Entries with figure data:
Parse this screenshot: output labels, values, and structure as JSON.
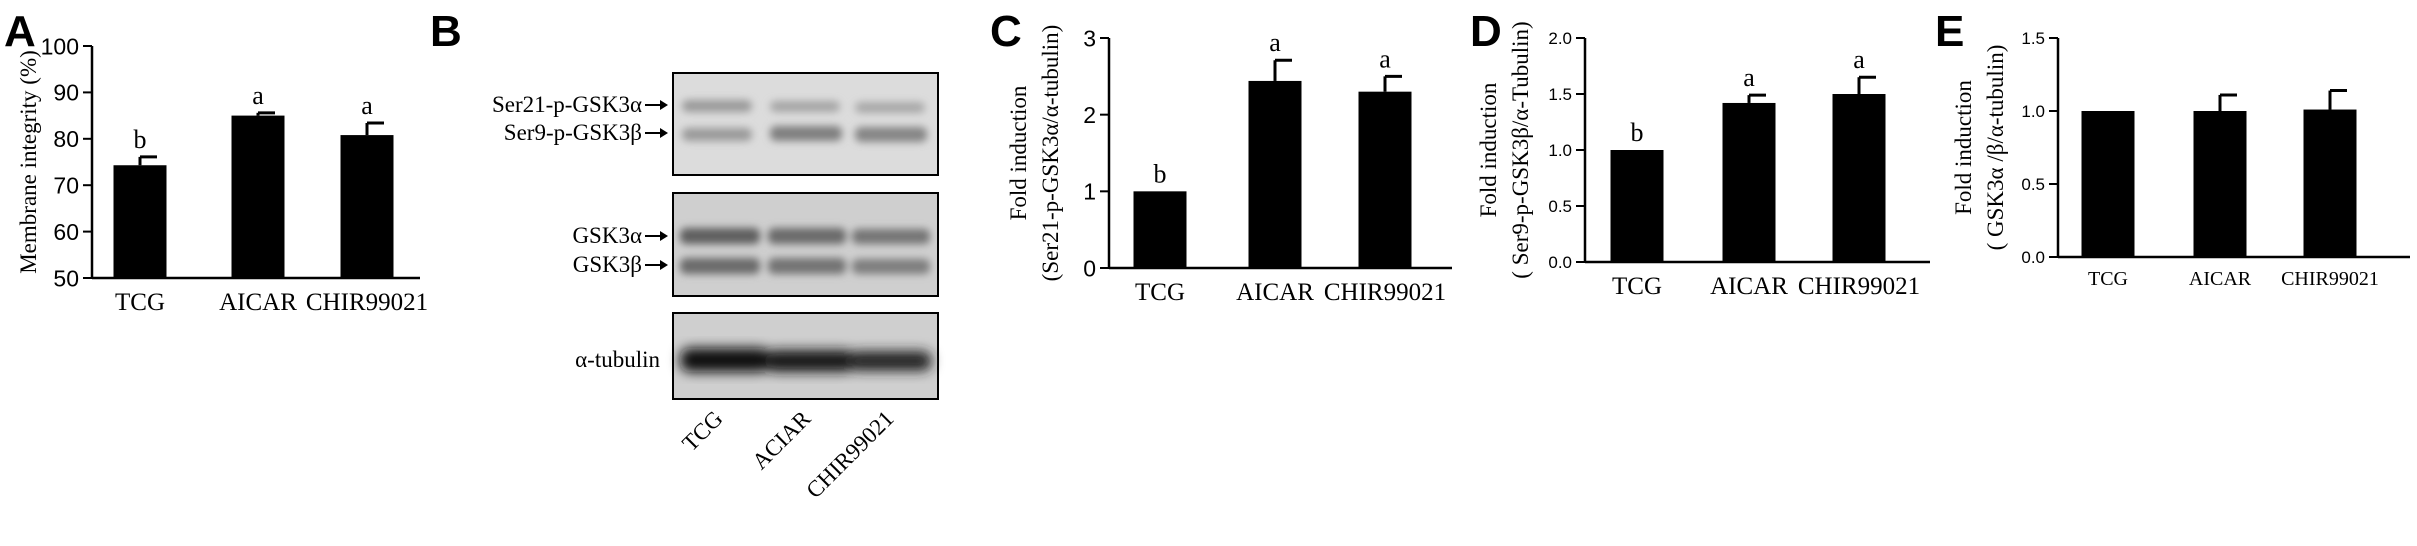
{
  "panels": {
    "A": {
      "letter": "A"
    },
    "B": {
      "letter": "B",
      "blot_labels": {
        "ser21": "Ser21-p-GSK3α",
        "ser9": "Ser9-p-GSK3β",
        "gsk3a": "GSK3α",
        "gsk3b": "GSK3β",
        "tubulin": "α-tubulin"
      },
      "lanes": [
        "TCG",
        "ACIAR",
        "CHIR99021"
      ]
    },
    "C": {
      "letter": "C"
    },
    "D": {
      "letter": "D"
    },
    "E": {
      "letter": "E"
    }
  },
  "chart_data": [
    {
      "panel": "A",
      "type": "bar",
      "categories": [
        "TCG",
        "AICAR",
        "CHIR99021"
      ],
      "values": [
        74.3,
        85.0,
        80.8
      ],
      "errors": [
        1.8,
        0.6,
        2.6
      ],
      "significance": [
        "b",
        "a",
        "a"
      ],
      "title": "",
      "xlabel": "",
      "ylabel": "Membrane integrity (%)",
      "ylim": [
        50,
        100
      ],
      "yticks": [
        "50",
        "60",
        "70",
        "80",
        "90",
        "100"
      ],
      "grid": false
    },
    {
      "panel": "C",
      "type": "bar",
      "categories": [
        "TCG",
        "AICAR",
        "CHIR99021"
      ],
      "values": [
        1.0,
        2.44,
        2.3
      ],
      "errors": [
        0.0,
        0.27,
        0.2
      ],
      "significance": [
        "b",
        "a",
        "a"
      ],
      "title": "",
      "xlabel": "",
      "ylabel": [
        "Fold induction",
        "(Ser21-p-GSK3α/α-tubulin)"
      ],
      "ylim": [
        0,
        3
      ],
      "yticks": [
        "0",
        "1",
        "2",
        "3"
      ],
      "grid": false
    },
    {
      "panel": "D",
      "type": "bar",
      "categories": [
        "TCG",
        "AICAR",
        "CHIR99021"
      ],
      "values": [
        1.0,
        1.42,
        1.5
      ],
      "errors": [
        0.0,
        0.07,
        0.15
      ],
      "significance": [
        "b",
        "a",
        "a"
      ],
      "title": "",
      "xlabel": "",
      "ylabel": [
        "Fold induction",
        "( Ser9-p-GSK3β/α-Tubulin)"
      ],
      "ylim": [
        0,
        2
      ],
      "yticks": [
        "0.0",
        "0.5",
        "1.0",
        "1.5",
        "2.0"
      ],
      "grid": false
    },
    {
      "panel": "E",
      "type": "bar",
      "categories": [
        "TCG",
        "AICAR",
        "CHIR99021"
      ],
      "values": [
        1.0,
        1.0,
        1.01
      ],
      "errors": [
        0.0,
        0.11,
        0.13
      ],
      "significance": [
        "",
        "",
        ""
      ],
      "title": "",
      "xlabel": "",
      "ylabel": [
        "Fold induction",
        "( GSK3α /β/α-tubulin)"
      ],
      "ylim": [
        0,
        1.5
      ],
      "yticks": [
        "0.0",
        "0.5",
        "1.0",
        "1.5"
      ],
      "grid": false
    }
  ]
}
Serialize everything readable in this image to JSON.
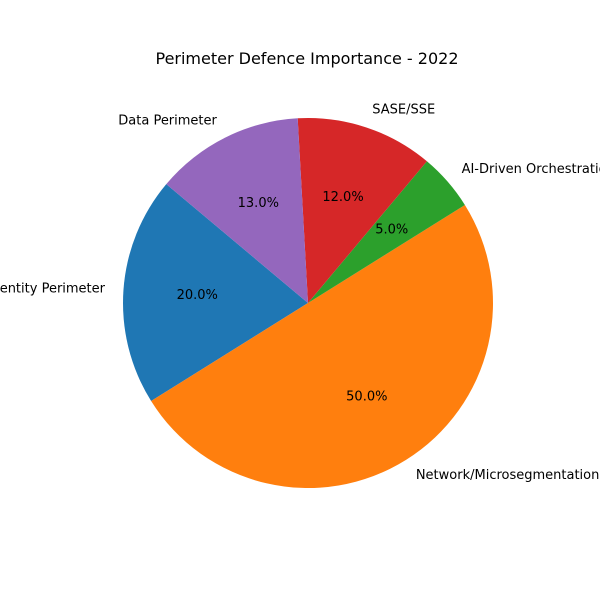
{
  "chart_data": {
    "type": "pie",
    "title": "Perimeter Defence Importance - 2022",
    "labels": [
      "Identity Perimeter",
      "Network/Microsegmentation",
      "AI-Driven Orchestration",
      "SASE/SSE",
      "Data Perimeter"
    ],
    "values": [
      20,
      50,
      5,
      12,
      13
    ],
    "percent_labels": [
      "20.0%",
      "50.0%",
      "5.0%",
      "12.0%",
      "13.0%"
    ],
    "colors": [
      "#1f77b4",
      "#ff7f0e",
      "#2ca02c",
      "#d62728",
      "#9467bd"
    ],
    "start_angle_deg": 140,
    "direction": "counterclockwise"
  }
}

▶ _WHAT TO WORK ON_
Starting at the line that contains "Serialize everything readable", write out every line through the end of the entries, both ends included, without any pictures.

▶ _WRITTEN ANSWER_
Serialize everything readable in this image to JSON.
{
  "chart_data": {
    "type": "pie",
    "title": "Perimeter Defence Importance - 2022",
    "labels": [
      "Identity Perimeter",
      "Network/Microsegmentation",
      "AI-Driven Orchestration",
      "SASE/SSE",
      "Data Perimeter"
    ],
    "values": [
      20,
      50,
      5,
      12,
      13
    ],
    "percent_labels": [
      "20.0%",
      "50.0%",
      "5.0%",
      "12.0%",
      "13.0%"
    ],
    "colors": [
      "#1f77b4",
      "#ff7f0e",
      "#2ca02c",
      "#d62728",
      "#9467bd"
    ],
    "start_angle_deg": 140,
    "direction": "counterclockwise"
  }
}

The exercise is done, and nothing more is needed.